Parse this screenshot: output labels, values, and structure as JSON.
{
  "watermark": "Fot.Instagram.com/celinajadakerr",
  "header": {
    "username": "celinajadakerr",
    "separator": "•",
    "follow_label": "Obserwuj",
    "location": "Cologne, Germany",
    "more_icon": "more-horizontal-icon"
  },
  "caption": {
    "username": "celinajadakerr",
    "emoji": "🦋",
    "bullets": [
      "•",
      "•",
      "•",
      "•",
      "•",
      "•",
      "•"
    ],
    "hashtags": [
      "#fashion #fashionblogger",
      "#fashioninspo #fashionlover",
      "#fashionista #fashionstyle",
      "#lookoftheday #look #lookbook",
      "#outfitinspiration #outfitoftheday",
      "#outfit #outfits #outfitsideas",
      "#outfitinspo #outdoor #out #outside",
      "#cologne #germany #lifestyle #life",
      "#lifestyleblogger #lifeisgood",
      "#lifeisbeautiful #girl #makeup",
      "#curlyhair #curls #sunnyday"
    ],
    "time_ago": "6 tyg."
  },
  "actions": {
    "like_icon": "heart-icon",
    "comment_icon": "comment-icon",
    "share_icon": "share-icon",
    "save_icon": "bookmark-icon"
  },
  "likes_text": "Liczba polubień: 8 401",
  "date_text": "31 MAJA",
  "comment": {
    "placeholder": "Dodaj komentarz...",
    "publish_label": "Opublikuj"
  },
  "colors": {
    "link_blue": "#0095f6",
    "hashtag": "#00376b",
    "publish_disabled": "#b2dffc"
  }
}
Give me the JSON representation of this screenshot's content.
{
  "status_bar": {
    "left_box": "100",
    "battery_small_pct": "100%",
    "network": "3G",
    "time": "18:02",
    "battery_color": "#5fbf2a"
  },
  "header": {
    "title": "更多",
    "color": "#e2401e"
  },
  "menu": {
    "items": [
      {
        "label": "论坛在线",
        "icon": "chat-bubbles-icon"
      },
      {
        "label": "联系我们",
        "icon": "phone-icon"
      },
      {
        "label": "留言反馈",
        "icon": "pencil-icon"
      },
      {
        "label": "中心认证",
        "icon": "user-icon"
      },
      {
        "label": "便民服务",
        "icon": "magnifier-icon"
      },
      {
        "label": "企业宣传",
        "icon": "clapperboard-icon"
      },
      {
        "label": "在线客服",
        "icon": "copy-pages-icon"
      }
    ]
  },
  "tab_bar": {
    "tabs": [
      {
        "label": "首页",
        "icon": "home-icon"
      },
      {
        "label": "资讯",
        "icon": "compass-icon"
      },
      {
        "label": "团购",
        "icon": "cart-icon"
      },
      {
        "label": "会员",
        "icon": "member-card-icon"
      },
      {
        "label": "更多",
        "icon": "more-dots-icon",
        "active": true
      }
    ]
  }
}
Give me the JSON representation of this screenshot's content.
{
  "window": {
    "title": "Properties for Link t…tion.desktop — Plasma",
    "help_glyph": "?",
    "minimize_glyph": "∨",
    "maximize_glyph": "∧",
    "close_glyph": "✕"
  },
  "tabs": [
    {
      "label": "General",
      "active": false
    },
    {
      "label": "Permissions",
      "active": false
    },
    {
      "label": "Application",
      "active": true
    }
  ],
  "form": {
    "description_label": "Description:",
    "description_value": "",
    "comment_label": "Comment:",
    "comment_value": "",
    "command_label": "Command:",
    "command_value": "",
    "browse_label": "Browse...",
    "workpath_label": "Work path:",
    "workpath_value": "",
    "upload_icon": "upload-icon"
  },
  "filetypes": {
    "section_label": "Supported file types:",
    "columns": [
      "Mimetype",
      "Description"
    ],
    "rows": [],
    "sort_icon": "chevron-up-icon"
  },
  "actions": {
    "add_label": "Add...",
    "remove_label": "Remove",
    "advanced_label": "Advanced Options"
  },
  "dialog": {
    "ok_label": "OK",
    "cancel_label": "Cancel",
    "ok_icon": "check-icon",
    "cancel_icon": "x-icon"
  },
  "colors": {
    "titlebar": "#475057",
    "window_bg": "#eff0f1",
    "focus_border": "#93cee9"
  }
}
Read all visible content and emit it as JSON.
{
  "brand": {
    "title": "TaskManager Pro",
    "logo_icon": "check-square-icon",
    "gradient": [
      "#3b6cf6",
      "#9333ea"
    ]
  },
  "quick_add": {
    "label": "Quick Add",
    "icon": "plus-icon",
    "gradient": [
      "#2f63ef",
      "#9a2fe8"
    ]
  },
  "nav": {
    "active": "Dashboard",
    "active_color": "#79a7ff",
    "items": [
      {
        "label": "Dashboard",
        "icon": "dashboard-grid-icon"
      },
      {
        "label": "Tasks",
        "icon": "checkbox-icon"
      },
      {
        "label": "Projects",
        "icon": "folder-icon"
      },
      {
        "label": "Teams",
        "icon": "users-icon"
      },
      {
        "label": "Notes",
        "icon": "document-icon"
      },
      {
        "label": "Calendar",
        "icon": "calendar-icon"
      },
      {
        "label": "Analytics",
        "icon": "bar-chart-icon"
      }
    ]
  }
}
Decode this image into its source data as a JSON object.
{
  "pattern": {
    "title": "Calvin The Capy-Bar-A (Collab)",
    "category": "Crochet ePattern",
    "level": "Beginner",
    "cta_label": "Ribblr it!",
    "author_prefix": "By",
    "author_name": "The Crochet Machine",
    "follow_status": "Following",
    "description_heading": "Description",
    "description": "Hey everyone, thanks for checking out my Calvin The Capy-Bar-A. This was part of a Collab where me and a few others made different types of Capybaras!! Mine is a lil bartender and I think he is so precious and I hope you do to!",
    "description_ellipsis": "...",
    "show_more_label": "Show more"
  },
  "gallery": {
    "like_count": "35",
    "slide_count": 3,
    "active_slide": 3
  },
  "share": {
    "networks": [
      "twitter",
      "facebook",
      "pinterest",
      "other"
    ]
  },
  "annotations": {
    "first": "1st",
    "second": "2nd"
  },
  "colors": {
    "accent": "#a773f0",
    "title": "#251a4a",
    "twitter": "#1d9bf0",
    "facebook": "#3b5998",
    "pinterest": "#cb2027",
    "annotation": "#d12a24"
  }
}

> _Short exercise_
Extract all of the data above and output it character for character.

> _Finished answer_
Parse this screenshot: output labels, values, and structure as JSON.
{
  "watermark": "Fot.Instagram.com/celinajadakerr",
  "header": {
    "username": "celinajadakerr",
    "separator": "•",
    "follow_label": "Obserwuj",
    "location": "Cologne, Germany",
    "more_icon": "more-horizontal-icon"
  },
  "caption": {
    "username": "celinajadakerr",
    "emoji": "🦋",
    "bullets": [
      "•",
      "•",
      "•",
      "•",
      "•",
      "•",
      "•"
    ],
    "hashtags": [
      "#fashion #fashionblogger",
      "#fashioninspo #fashionlover",
      "#fashionista #fashionstyle",
      "#lookoftheday #look #lookbook",
      "#outfitinspiration #outfitoftheday",
      "#outfit #outfits #outfitsideas",
      "#outfitinspo #outdoor #out #outside",
      "#cologne #germany #lifestyle #life",
      "#lifestyleblogger #lifeisgood",
      "#lifeisbeautiful #girl #makeup",
      "#curlyhair #curls #sunnyday"
    ],
    "time_ago": "6 tyg."
  },
  "actions": {
    "like_icon": "heart-icon",
    "comment_icon": "comment-icon",
    "share_icon": "share-icon",
    "save_icon": "bookmark-icon"
  },
  "likes_text": "Liczba polubień: 8 401",
  "date_text": "31 MAJA",
  "comment": {
    "placeholder": "Dodaj komentarz...",
    "publish_label": "Opublikuj"
  },
  "colors": {
    "link_blue": "#0095f6",
    "hashtag": "#00376b",
    "publish_disabled": "#b2dffc"
  }
}
Give me the JSON representation of this screenshot's content.
{
  "status_bar": {
    "left_box": "100",
    "battery_small_pct": "100%",
    "network": "3G",
    "time": "18:02",
    "battery_color": "#5fbf2a"
  },
  "header": {
    "title": "更多",
    "color": "#e2401e"
  },
  "menu": {
    "items": [
      {
        "label": "论坛在线",
        "icon": "chat-bubbles-icon"
      },
      {
        "label": "联系我们",
        "icon": "phone-icon"
      },
      {
        "label": "留言反馈",
        "icon": "pencil-icon"
      },
      {
        "label": "中心认证",
        "icon": "user-icon"
      },
      {
        "label": "便民服务",
        "icon": "magnifier-icon"
      },
      {
        "label": "企业宣传",
        "icon": "clapperboard-icon"
      },
      {
        "label": "在线客服",
        "icon": "copy-pages-icon"
      }
    ]
  },
  "tab_bar": {
    "tabs": [
      {
        "label": "首页",
        "icon": "home-icon"
      },
      {
        "label": "资讯",
        "icon": "compass-icon"
      },
      {
        "label": "团购",
        "icon": "cart-icon"
      },
      {
        "label": "会员",
        "icon": "member-card-icon"
      },
      {
        "label": "更多",
        "icon": "more-dots-icon",
        "active": true
      }
    ]
  }
}
Give me the JSON representation of this screenshot's content.
{
  "window": {
    "title": "Properties for Link t…tion.desktop — Plasma",
    "help_glyph": "?",
    "minimize_glyph": "∨",
    "maximize_glyph": "∧",
    "close_glyph": "✕"
  },
  "tabs": [
    {
      "label": "General",
      "active": false
    },
    {
      "label": "Permissions",
      "active": false
    },
    {
      "label": "Application",
      "active": true
    }
  ],
  "form": {
    "description_label": "Description:",
    "description_value": "",
    "comment_label": "Comment:",
    "comment_value": "",
    "command_label": "Command:",
    "command_value": "",
    "browse_label": "Browse...",
    "workpath_label": "Work path:",
    "workpath_value": "",
    "upload_icon": "upload-icon"
  },
  "filetypes": {
    "section_label": "Supported file types:",
    "columns": [
      "Mimetype",
      "Description"
    ],
    "rows": [],
    "sort_icon": "chevron-up-icon"
  },
  "actions": {
    "add_label": "Add...",
    "remove_label": "Remove",
    "advanced_label": "Advanced Options"
  },
  "dialog": {
    "ok_label": "OK",
    "cancel_label": "Cancel",
    "ok_icon": "check-icon",
    "cancel_icon": "x-icon"
  },
  "colors": {
    "titlebar": "#475057",
    "window_bg": "#eff0f1",
    "focus_border": "#93cee9"
  }
}
Read all visible content and emit it as JSON.
{
  "brand": {
    "title": "TaskManager Pro",
    "logo_icon": "check-square-icon",
    "gradient": [
      "#3b6cf6",
      "#9333ea"
    ]
  },
  "quick_add": {
    "label": "Quick Add",
    "icon": "plus-icon",
    "gradient": [
      "#2f63ef",
      "#9a2fe8"
    ]
  },
  "nav": {
    "active": "Dashboard",
    "active_color": "#79a7ff",
    "items": [
      {
        "label": "Dashboard",
        "icon": "dashboard-grid-icon"
      },
      {
        "label": "Tasks",
        "icon": "checkbox-icon"
      },
      {
        "label": "Projects",
        "icon": "folder-icon"
      },
      {
        "label": "Teams",
        "icon": "users-icon"
      },
      {
        "label": "Notes",
        "icon": "document-icon"
      },
      {
        "label": "Calendar",
        "icon": "calendar-icon"
      },
      {
        "label": "Analytics",
        "icon": "bar-chart-icon"
      }
    ]
  }
}
Decode this image into its source data as a JSON object.
{
  "pattern": {
    "title": "Calvin The Capy-Bar-A (Collab)",
    "category": "Crochet ePattern",
    "level": "Beginner",
    "cta_label": "Ribblr it!",
    "author_prefix": "By",
    "author_name": "The Crochet Machine",
    "follow_status": "Following",
    "description_heading": "Description",
    "description": "Hey everyone, thanks for checking out my Calvin The Capy-Bar-A. This was part of a Collab where me and a few others made different types of Capybaras!! Mine is a lil bartender and I think he is so precious and I hope you do to!",
    "description_ellipsis": "...",
    "show_more_label": "Show more"
  },
  "gallery": {
    "like_count": "35",
    "slide_count": 3,
    "active_slide": 3
  },
  "share": {
    "networks": [
      "twitter",
      "facebook",
      "pinterest",
      "other"
    ]
  },
  "annotations": {
    "first": "1st",
    "second": "2nd"
  },
  "colors": {
    "accent": "#a773f0",
    "title": "#251a4a",
    "twitter": "#1d9bf0",
    "facebook": "#3b5998",
    "pinterest": "#cb2027",
    "annotation": "#d12a24"
  }
}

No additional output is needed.